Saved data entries
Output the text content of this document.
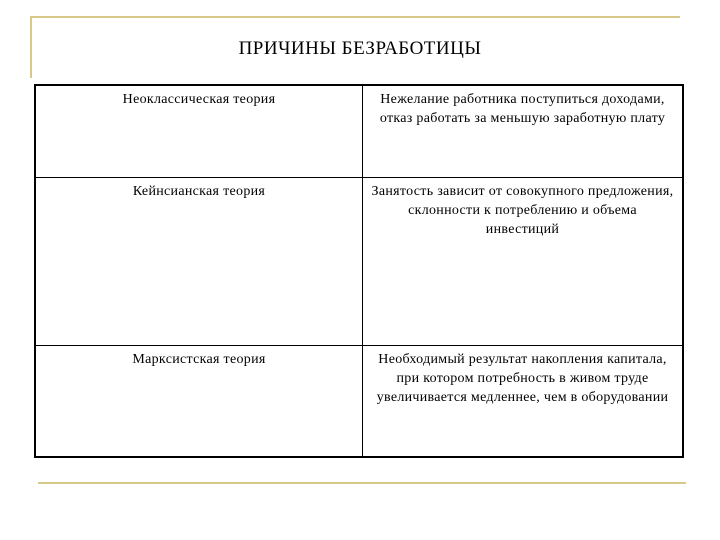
ПРИЧИНЫ БЕЗРАБОТИЦЫ
Неоклассическая теория	Нежелание работника поступиться доходами, отказ работать за меньшую заработную плату
Кейнсианская теория	Занятость зависит от совокупного предложения, склонности к потреблению и объема инвестиций
Марксистская теория	Необходимый результат накопления капитала, при котором потребность в живом труде увеличивается медленнее, чем в оборудовании
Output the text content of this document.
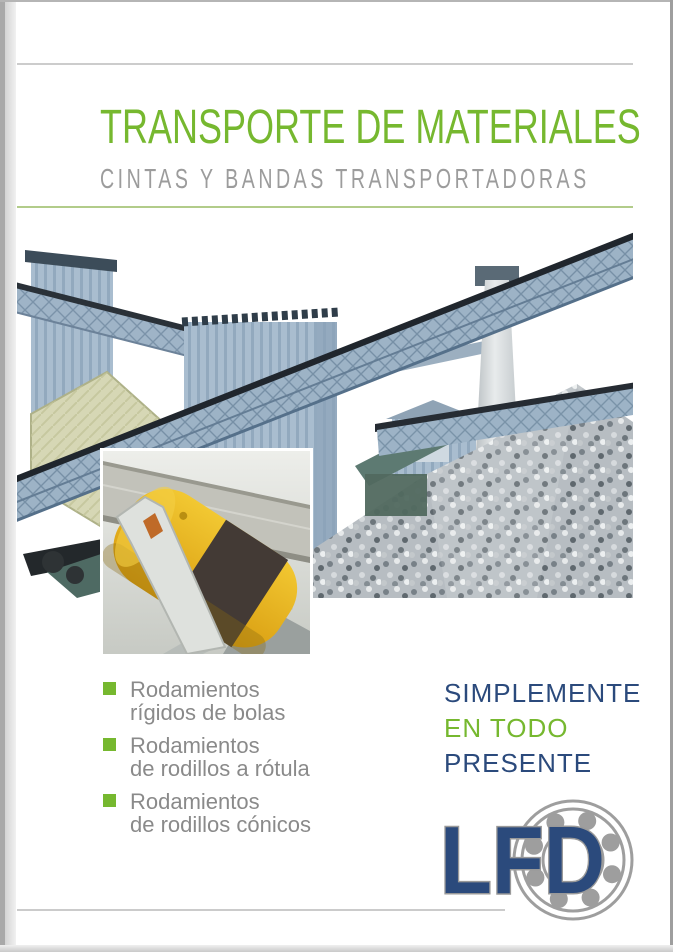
TRANSPORTE DE MATERIALES
CINTAS Y BANDAS TRANSPORTADORAS
Rodamientos
rígidos de bolas
Rodamientos
de rodillos a rótula
Rodamientos
de rodillos cónicos
SIMPLEMENTE
EN TODO
PRESENTE
LFD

EXERCISE INSTRUCTIONS: Pull out each line of the entries that contains "теория".

RESPONSE TO THIS EXERCISE:
Неоклассическая теория	Нежелание работника поступиться доходами, отказ работать за меньшую заработную плату
Кейнсианская теория	Занятость зависит от совокупного предложения, склонности к потреблению и объема инвестиций
Марксистская теория	Необходимый результат накопления капитала, при котором потребность в живом труде увеличивается медленнее, чем в оборудовании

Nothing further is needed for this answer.